**What the task requires:** Where a line holds the string "screenshot", return that line.

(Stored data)
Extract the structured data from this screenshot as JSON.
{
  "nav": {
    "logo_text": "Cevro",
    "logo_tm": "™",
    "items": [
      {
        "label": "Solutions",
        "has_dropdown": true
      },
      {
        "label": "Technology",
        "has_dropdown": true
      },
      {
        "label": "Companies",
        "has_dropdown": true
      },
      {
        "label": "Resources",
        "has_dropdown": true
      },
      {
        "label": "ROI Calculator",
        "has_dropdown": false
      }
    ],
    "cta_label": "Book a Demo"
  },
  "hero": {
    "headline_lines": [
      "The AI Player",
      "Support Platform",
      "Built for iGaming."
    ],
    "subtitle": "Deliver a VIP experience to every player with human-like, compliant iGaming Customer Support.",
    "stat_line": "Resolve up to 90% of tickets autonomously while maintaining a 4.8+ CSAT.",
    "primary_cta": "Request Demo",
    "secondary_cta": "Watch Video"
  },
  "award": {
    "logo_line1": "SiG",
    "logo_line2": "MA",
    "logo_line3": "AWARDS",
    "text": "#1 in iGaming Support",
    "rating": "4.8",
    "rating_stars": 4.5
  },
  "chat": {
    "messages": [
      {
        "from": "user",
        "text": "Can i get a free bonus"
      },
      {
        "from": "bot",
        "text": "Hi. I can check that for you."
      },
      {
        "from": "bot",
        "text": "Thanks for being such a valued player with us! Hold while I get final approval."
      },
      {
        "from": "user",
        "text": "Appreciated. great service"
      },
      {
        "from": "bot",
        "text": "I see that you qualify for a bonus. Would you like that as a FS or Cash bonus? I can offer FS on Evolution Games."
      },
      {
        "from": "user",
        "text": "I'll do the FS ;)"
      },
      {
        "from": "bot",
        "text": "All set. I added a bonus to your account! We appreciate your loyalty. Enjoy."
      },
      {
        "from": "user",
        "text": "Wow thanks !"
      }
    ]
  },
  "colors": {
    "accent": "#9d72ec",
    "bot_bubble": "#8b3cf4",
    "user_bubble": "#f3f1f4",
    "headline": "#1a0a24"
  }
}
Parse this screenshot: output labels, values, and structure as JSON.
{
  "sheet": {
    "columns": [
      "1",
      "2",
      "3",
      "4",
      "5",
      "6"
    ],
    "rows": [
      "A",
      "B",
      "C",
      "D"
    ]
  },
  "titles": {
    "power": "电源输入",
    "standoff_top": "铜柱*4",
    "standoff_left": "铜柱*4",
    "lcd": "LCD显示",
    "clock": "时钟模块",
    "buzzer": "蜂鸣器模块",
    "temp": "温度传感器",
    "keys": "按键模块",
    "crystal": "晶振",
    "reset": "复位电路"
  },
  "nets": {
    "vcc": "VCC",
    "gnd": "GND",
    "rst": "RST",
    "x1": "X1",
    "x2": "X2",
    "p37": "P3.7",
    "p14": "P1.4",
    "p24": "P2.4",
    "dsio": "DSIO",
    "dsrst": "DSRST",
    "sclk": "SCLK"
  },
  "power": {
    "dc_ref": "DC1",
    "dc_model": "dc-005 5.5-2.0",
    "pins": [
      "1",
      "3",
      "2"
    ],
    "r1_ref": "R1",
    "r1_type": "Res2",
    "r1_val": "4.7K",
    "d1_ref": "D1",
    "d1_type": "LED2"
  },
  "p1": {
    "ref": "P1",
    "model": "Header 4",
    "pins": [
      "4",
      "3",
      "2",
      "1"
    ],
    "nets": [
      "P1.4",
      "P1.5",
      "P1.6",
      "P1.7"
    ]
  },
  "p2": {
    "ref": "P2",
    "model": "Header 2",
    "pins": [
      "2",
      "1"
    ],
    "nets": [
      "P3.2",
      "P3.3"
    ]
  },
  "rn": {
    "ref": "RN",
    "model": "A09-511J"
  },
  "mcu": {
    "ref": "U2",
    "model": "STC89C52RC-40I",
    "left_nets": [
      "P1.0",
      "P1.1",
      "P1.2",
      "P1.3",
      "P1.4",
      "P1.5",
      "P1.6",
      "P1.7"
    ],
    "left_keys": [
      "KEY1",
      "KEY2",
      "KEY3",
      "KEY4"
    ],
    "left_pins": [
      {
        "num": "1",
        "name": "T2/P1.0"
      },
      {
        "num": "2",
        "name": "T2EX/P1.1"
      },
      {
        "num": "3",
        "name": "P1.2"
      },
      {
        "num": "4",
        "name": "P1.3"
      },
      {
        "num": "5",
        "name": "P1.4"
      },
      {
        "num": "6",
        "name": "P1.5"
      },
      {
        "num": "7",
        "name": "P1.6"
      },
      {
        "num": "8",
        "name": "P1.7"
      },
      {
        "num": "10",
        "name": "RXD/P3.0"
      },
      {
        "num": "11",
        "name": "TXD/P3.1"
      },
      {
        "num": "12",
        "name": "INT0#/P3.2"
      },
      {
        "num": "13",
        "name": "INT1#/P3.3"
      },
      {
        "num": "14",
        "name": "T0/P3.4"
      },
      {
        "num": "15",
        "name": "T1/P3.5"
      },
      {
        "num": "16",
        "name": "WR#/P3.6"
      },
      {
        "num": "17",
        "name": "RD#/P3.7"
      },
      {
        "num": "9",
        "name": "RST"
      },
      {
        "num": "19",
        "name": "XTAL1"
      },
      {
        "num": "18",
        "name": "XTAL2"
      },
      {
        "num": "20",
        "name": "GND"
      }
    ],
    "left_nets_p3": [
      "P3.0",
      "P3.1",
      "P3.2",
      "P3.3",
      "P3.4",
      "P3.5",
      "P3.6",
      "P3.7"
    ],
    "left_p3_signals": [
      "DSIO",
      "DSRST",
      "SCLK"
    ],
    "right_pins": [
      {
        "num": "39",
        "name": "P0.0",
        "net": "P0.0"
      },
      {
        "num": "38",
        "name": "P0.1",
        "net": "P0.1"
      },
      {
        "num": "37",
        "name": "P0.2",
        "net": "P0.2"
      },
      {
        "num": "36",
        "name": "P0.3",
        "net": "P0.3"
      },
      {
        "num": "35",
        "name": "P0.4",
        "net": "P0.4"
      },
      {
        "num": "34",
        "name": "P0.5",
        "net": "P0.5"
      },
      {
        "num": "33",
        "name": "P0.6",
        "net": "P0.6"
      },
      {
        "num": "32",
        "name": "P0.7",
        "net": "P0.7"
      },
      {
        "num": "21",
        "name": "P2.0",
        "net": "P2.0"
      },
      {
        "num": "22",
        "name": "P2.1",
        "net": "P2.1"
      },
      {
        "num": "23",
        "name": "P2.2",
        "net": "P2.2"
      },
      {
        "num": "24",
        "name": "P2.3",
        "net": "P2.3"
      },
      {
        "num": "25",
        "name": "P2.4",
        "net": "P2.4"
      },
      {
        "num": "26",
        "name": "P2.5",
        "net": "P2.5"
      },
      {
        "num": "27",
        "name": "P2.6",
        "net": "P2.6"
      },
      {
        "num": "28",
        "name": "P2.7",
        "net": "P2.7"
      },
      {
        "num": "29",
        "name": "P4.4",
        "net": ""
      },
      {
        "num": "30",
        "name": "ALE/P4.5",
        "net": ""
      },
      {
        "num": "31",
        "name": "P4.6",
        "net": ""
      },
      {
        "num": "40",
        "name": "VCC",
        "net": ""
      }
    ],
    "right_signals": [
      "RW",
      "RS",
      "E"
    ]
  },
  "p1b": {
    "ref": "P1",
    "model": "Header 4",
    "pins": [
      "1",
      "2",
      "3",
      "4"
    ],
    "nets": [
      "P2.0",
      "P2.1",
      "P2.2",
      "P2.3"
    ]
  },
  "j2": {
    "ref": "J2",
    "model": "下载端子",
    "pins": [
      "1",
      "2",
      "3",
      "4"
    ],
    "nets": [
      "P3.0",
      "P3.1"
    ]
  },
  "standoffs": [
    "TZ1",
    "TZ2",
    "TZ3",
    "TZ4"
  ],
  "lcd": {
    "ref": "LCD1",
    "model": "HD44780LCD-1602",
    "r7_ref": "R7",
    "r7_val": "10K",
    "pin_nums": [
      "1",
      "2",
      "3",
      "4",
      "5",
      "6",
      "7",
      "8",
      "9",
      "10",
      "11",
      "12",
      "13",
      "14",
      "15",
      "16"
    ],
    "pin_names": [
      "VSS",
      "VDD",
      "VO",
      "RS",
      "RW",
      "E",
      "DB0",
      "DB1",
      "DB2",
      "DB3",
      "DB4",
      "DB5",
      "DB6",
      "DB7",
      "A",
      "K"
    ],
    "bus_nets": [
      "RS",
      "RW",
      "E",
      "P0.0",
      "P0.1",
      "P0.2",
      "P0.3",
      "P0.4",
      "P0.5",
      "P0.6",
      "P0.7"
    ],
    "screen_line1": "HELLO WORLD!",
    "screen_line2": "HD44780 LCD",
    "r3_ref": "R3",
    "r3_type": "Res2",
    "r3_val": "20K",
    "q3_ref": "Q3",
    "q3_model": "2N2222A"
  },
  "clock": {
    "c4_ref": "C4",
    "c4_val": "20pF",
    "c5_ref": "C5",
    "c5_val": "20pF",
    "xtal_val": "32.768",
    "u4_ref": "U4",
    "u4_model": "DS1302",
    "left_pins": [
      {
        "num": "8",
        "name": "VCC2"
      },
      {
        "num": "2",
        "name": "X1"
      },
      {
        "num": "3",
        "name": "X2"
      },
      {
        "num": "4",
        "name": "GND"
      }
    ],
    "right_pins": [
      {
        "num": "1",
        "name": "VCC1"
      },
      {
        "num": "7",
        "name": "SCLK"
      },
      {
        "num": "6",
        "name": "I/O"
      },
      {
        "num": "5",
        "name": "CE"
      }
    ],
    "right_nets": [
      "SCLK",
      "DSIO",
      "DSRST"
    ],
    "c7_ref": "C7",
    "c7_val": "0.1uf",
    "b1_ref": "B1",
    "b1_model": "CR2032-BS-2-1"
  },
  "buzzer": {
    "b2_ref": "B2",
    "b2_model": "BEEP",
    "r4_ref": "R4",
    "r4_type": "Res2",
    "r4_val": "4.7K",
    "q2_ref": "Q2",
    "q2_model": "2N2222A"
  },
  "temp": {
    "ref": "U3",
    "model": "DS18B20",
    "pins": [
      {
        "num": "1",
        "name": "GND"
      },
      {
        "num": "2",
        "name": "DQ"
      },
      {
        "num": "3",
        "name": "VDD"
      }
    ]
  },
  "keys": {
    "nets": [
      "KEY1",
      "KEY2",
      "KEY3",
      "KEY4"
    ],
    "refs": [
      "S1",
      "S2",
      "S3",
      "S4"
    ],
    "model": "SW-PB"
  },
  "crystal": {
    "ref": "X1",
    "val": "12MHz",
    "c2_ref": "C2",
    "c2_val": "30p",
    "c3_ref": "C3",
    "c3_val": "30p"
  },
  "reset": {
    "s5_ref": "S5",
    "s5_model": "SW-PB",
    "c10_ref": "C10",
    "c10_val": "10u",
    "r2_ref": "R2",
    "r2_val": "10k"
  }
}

**Exercise answer:**
Extract the structured data from this screenshot as JSON.
Parse this screenshot: output labels, values, and structure as JSON.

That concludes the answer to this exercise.